-- BEGIN MATERIAL FOR THE TASK --
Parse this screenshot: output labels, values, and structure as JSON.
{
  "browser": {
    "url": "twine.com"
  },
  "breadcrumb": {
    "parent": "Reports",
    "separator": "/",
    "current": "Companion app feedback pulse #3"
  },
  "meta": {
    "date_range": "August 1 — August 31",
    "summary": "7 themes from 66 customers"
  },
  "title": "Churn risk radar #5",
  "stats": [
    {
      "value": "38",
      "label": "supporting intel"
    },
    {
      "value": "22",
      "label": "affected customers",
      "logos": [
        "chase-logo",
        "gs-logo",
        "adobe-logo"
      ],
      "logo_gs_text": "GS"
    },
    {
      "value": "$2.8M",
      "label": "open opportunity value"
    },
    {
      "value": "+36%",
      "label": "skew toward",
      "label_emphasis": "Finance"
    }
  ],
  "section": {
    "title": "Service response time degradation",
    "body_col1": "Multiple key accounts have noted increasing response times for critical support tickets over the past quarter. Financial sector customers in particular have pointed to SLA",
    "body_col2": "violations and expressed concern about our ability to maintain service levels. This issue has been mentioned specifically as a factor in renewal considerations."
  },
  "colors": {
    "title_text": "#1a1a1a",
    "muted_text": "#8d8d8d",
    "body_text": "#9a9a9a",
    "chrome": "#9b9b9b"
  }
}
-- END MATERIAL FOR THE TASK --
→ SET TASK:
Count every line of the records that holds the string "customers". Write only the total.

→ SOLUTION:
3